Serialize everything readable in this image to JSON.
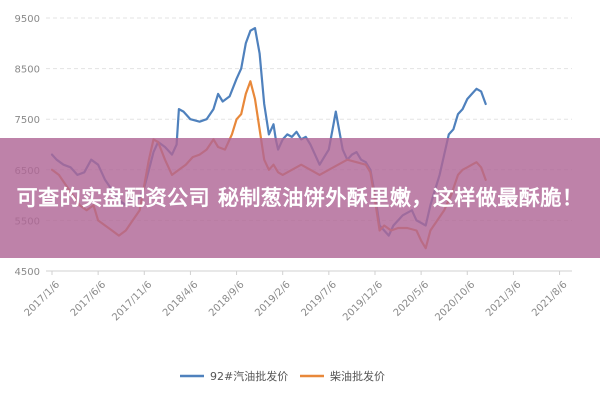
{
  "headline": "可查的实盘配资公司 秘制葱油饼外酥里嫩，这样做最酥脆！",
  "chart_data": {
    "type": "line",
    "ylim": [
      4500,
      9500
    ],
    "yticks": [
      4500,
      5500,
      6500,
      7500,
      8500,
      9500
    ],
    "x_tick_labels": [
      "2017/1/6",
      "2017/6/6",
      "2017/11/6",
      "2018/4/6",
      "2018/9/6",
      "2019/2/6",
      "2019/7/6",
      "2019/12/6",
      "2020/5/6",
      "2020/10/6",
      "2021/3/6",
      "2021/8/6"
    ],
    "legend_position": "bottom",
    "grid": true,
    "series": [
      {
        "name": "92#汽油批发价",
        "color": "#4f81bd",
        "points": [
          [
            0,
            6800
          ],
          [
            0.1,
            6700
          ],
          [
            0.25,
            6600
          ],
          [
            0.4,
            6550
          ],
          [
            0.55,
            6400
          ],
          [
            0.7,
            6450
          ],
          [
            0.85,
            6700
          ],
          [
            1.0,
            6600
          ],
          [
            1.15,
            6300
          ],
          [
            1.3,
            6100
          ],
          [
            1.45,
            5900
          ],
          [
            1.6,
            5800
          ],
          [
            1.75,
            5900
          ],
          [
            1.9,
            5950
          ],
          [
            2.0,
            6150
          ],
          [
            2.1,
            6500
          ],
          [
            2.2,
            6850
          ],
          [
            2.3,
            7050
          ],
          [
            2.45,
            6950
          ],
          [
            2.6,
            6800
          ],
          [
            2.7,
            7000
          ],
          [
            2.75,
            7700
          ],
          [
            2.85,
            7650
          ],
          [
            3.0,
            7500
          ],
          [
            3.2,
            7450
          ],
          [
            3.35,
            7500
          ],
          [
            3.5,
            7700
          ],
          [
            3.6,
            8000
          ],
          [
            3.7,
            7850
          ],
          [
            3.85,
            7950
          ],
          [
            4.0,
            8300
          ],
          [
            4.1,
            8500
          ],
          [
            4.2,
            9000
          ],
          [
            4.3,
            9250
          ],
          [
            4.4,
            9300
          ],
          [
            4.5,
            8800
          ],
          [
            4.6,
            7800
          ],
          [
            4.7,
            7200
          ],
          [
            4.8,
            7400
          ],
          [
            4.85,
            7100
          ],
          [
            4.9,
            6900
          ],
          [
            5.0,
            7100
          ],
          [
            5.1,
            7200
          ],
          [
            5.2,
            7150
          ],
          [
            5.3,
            7250
          ],
          [
            5.4,
            7100
          ],
          [
            5.5,
            7150
          ],
          [
            5.6,
            7000
          ],
          [
            5.7,
            6800
          ],
          [
            5.8,
            6600
          ],
          [
            5.9,
            6750
          ],
          [
            6.0,
            6900
          ],
          [
            6.1,
            7400
          ],
          [
            6.15,
            7650
          ],
          [
            6.2,
            7400
          ],
          [
            6.3,
            6900
          ],
          [
            6.4,
            6700
          ],
          [
            6.5,
            6800
          ],
          [
            6.6,
            6850
          ],
          [
            6.7,
            6700
          ],
          [
            6.8,
            6650
          ],
          [
            6.9,
            6500
          ],
          [
            7.0,
            6000
          ],
          [
            7.1,
            5400
          ],
          [
            7.2,
            5300
          ],
          [
            7.3,
            5200
          ],
          [
            7.4,
            5400
          ],
          [
            7.5,
            5500
          ],
          [
            7.6,
            5600
          ],
          [
            7.7,
            5650
          ],
          [
            7.8,
            5700
          ],
          [
            7.9,
            5500
          ],
          [
            8.0,
            5450
          ],
          [
            8.1,
            5400
          ],
          [
            8.2,
            5800
          ],
          [
            8.3,
            6100
          ],
          [
            8.4,
            6400
          ],
          [
            8.5,
            6800
          ],
          [
            8.6,
            7200
          ],
          [
            8.7,
            7300
          ],
          [
            8.8,
            7600
          ],
          [
            8.9,
            7700
          ],
          [
            9.0,
            7900
          ],
          [
            9.1,
            8000
          ],
          [
            9.2,
            8100
          ],
          [
            9.3,
            8050
          ],
          [
            9.4,
            7800
          ]
        ]
      },
      {
        "name": "柴油批发价",
        "color": "#e8883a",
        "points": [
          [
            0,
            6500
          ],
          [
            0.15,
            6400
          ],
          [
            0.3,
            6200
          ],
          [
            0.45,
            6000
          ],
          [
            0.6,
            5800
          ],
          [
            0.75,
            5700
          ],
          [
            0.9,
            5800
          ],
          [
            1.0,
            5500
          ],
          [
            1.15,
            5400
          ],
          [
            1.3,
            5300
          ],
          [
            1.45,
            5200
          ],
          [
            1.6,
            5300
          ],
          [
            1.75,
            5500
          ],
          [
            1.9,
            5700
          ],
          [
            2.0,
            6200
          ],
          [
            2.1,
            6700
          ],
          [
            2.2,
            7100
          ],
          [
            2.3,
            7050
          ],
          [
            2.45,
            6700
          ],
          [
            2.6,
            6400
          ],
          [
            2.75,
            6500
          ],
          [
            2.9,
            6600
          ],
          [
            3.05,
            6750
          ],
          [
            3.2,
            6800
          ],
          [
            3.35,
            6900
          ],
          [
            3.5,
            7100
          ],
          [
            3.6,
            6950
          ],
          [
            3.75,
            6900
          ],
          [
            3.9,
            7200
          ],
          [
            4.0,
            7500
          ],
          [
            4.1,
            7600
          ],
          [
            4.2,
            8000
          ],
          [
            4.3,
            8250
          ],
          [
            4.4,
            7900
          ],
          [
            4.5,
            7300
          ],
          [
            4.6,
            6700
          ],
          [
            4.7,
            6500
          ],
          [
            4.8,
            6600
          ],
          [
            4.9,
            6450
          ],
          [
            5.0,
            6400
          ],
          [
            5.2,
            6500
          ],
          [
            5.4,
            6600
          ],
          [
            5.6,
            6500
          ],
          [
            5.8,
            6400
          ],
          [
            6.0,
            6500
          ],
          [
            6.2,
            6600
          ],
          [
            6.4,
            6700
          ],
          [
            6.6,
            6650
          ],
          [
            6.8,
            6600
          ],
          [
            6.9,
            6450
          ],
          [
            7.0,
            5900
          ],
          [
            7.1,
            5300
          ],
          [
            7.2,
            5400
          ],
          [
            7.35,
            5300
          ],
          [
            7.5,
            5350
          ],
          [
            7.7,
            5350
          ],
          [
            7.9,
            5300
          ],
          [
            8.0,
            5100
          ],
          [
            8.1,
            4950
          ],
          [
            8.2,
            5300
          ],
          [
            8.35,
            5500
          ],
          [
            8.5,
            5700
          ],
          [
            8.65,
            6000
          ],
          [
            8.8,
            6400
          ],
          [
            8.9,
            6500
          ],
          [
            9.0,
            6550
          ],
          [
            9.1,
            6600
          ],
          [
            9.2,
            6650
          ],
          [
            9.3,
            6550
          ],
          [
            9.4,
            6300
          ]
        ]
      }
    ]
  }
}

EXERCISE BRIEF:
Without including any pictures, please restate all the records exactly.

TASK SOLUTION:
Serialize everything readable in this image to JSON.
{
  "headline": "可查的实盘配资公司 秘制葱油饼外酥里嫩，这样做最酥脆！",
  "chart_data": {
    "type": "line",
    "ylim": [
      4500,
      9500
    ],
    "yticks": [
      4500,
      5500,
      6500,
      7500,
      8500,
      9500
    ],
    "x_tick_labels": [
      "2017/1/6",
      "2017/6/6",
      "2017/11/6",
      "2018/4/6",
      "2018/9/6",
      "2019/2/6",
      "2019/7/6",
      "2019/12/6",
      "2020/5/6",
      "2020/10/6",
      "2021/3/6",
      "2021/8/6"
    ],
    "legend_position": "bottom",
    "grid": true,
    "series": [
      {
        "name": "92#汽油批发价",
        "color": "#4f81bd",
        "points": [
          [
            0,
            6800
          ],
          [
            0.1,
            6700
          ],
          [
            0.25,
            6600
          ],
          [
            0.4,
            6550
          ],
          [
            0.55,
            6400
          ],
          [
            0.7,
            6450
          ],
          [
            0.85,
            6700
          ],
          [
            1.0,
            6600
          ],
          [
            1.15,
            6300
          ],
          [
            1.3,
            6100
          ],
          [
            1.45,
            5900
          ],
          [
            1.6,
            5800
          ],
          [
            1.75,
            5900
          ],
          [
            1.9,
            5950
          ],
          [
            2.0,
            6150
          ],
          [
            2.1,
            6500
          ],
          [
            2.2,
            6850
          ],
          [
            2.3,
            7050
          ],
          [
            2.45,
            6950
          ],
          [
            2.6,
            6800
          ],
          [
            2.7,
            7000
          ],
          [
            2.75,
            7700
          ],
          [
            2.85,
            7650
          ],
          [
            3.0,
            7500
          ],
          [
            3.2,
            7450
          ],
          [
            3.35,
            7500
          ],
          [
            3.5,
            7700
          ],
          [
            3.6,
            8000
          ],
          [
            3.7,
            7850
          ],
          [
            3.85,
            7950
          ],
          [
            4.0,
            8300
          ],
          [
            4.1,
            8500
          ],
          [
            4.2,
            9000
          ],
          [
            4.3,
            9250
          ],
          [
            4.4,
            9300
          ],
          [
            4.5,
            8800
          ],
          [
            4.6,
            7800
          ],
          [
            4.7,
            7200
          ],
          [
            4.8,
            7400
          ],
          [
            4.85,
            7100
          ],
          [
            4.9,
            6900
          ],
          [
            5.0,
            7100
          ],
          [
            5.1,
            7200
          ],
          [
            5.2,
            7150
          ],
          [
            5.3,
            7250
          ],
          [
            5.4,
            7100
          ],
          [
            5.5,
            7150
          ],
          [
            5.6,
            7000
          ],
          [
            5.7,
            6800
          ],
          [
            5.8,
            6600
          ],
          [
            5.9,
            6750
          ],
          [
            6.0,
            6900
          ],
          [
            6.1,
            7400
          ],
          [
            6.15,
            7650
          ],
          [
            6.2,
            7400
          ],
          [
            6.3,
            6900
          ],
          [
            6.4,
            6700
          ],
          [
            6.5,
            6800
          ],
          [
            6.6,
            6850
          ],
          [
            6.7,
            6700
          ],
          [
            6.8,
            6650
          ],
          [
            6.9,
            6500
          ],
          [
            7.0,
            6000
          ],
          [
            7.1,
            5400
          ],
          [
            7.2,
            5300
          ],
          [
            7.3,
            5200
          ],
          [
            7.4,
            5400
          ],
          [
            7.5,
            5500
          ],
          [
            7.6,
            5600
          ],
          [
            7.7,
            5650
          ],
          [
            7.8,
            5700
          ],
          [
            7.9,
            5500
          ],
          [
            8.0,
            5450
          ],
          [
            8.1,
            5400
          ],
          [
            8.2,
            5800
          ],
          [
            8.3,
            6100
          ],
          [
            8.4,
            6400
          ],
          [
            8.5,
            6800
          ],
          [
            8.6,
            7200
          ],
          [
            8.7,
            7300
          ],
          [
            8.8,
            7600
          ],
          [
            8.9,
            7700
          ],
          [
            9.0,
            7900
          ],
          [
            9.1,
            8000
          ],
          [
            9.2,
            8100
          ],
          [
            9.3,
            8050
          ],
          [
            9.4,
            7800
          ]
        ]
      },
      {
        "name": "柴油批发价",
        "color": "#e8883a",
        "points": [
          [
            0,
            6500
          ],
          [
            0.15,
            6400
          ],
          [
            0.3,
            6200
          ],
          [
            0.45,
            6000
          ],
          [
            0.6,
            5800
          ],
          [
            0.75,
            5700
          ],
          [
            0.9,
            5800
          ],
          [
            1.0,
            5500
          ],
          [
            1.15,
            5400
          ],
          [
            1.3,
            5300
          ],
          [
            1.45,
            5200
          ],
          [
            1.6,
            5300
          ],
          [
            1.75,
            5500
          ],
          [
            1.9,
            5700
          ],
          [
            2.0,
            6200
          ],
          [
            2.1,
            6700
          ],
          [
            2.2,
            7100
          ],
          [
            2.3,
            7050
          ],
          [
            2.45,
            6700
          ],
          [
            2.6,
            6400
          ],
          [
            2.75,
            6500
          ],
          [
            2.9,
            6600
          ],
          [
            3.05,
            6750
          ],
          [
            3.2,
            6800
          ],
          [
            3.35,
            6900
          ],
          [
            3.5,
            7100
          ],
          [
            3.6,
            6950
          ],
          [
            3.75,
            6900
          ],
          [
            3.9,
            7200
          ],
          [
            4.0,
            7500
          ],
          [
            4.1,
            7600
          ],
          [
            4.2,
            8000
          ],
          [
            4.3,
            8250
          ],
          [
            4.4,
            7900
          ],
          [
            4.5,
            7300
          ],
          [
            4.6,
            6700
          ],
          [
            4.7,
            6500
          ],
          [
            4.8,
            6600
          ],
          [
            4.9,
            6450
          ],
          [
            5.0,
            6400
          ],
          [
            5.2,
            6500
          ],
          [
            5.4,
            6600
          ],
          [
            5.6,
            6500
          ],
          [
            5.8,
            6400
          ],
          [
            6.0,
            6500
          ],
          [
            6.2,
            6600
          ],
          [
            6.4,
            6700
          ],
          [
            6.6,
            6650
          ],
          [
            6.8,
            6600
          ],
          [
            6.9,
            6450
          ],
          [
            7.0,
            5900
          ],
          [
            7.1,
            5300
          ],
          [
            7.2,
            5400
          ],
          [
            7.35,
            5300
          ],
          [
            7.5,
            5350
          ],
          [
            7.7,
            5350
          ],
          [
            7.9,
            5300
          ],
          [
            8.0,
            5100
          ],
          [
            8.1,
            4950
          ],
          [
            8.2,
            5300
          ],
          [
            8.35,
            5500
          ],
          [
            8.5,
            5700
          ],
          [
            8.65,
            6000
          ],
          [
            8.8,
            6400
          ],
          [
            8.9,
            6500
          ],
          [
            9.0,
            6550
          ],
          [
            9.1,
            6600
          ],
          [
            9.2,
            6650
          ],
          [
            9.3,
            6550
          ],
          [
            9.4,
            6300
          ]
        ]
      }
    ]
  }
}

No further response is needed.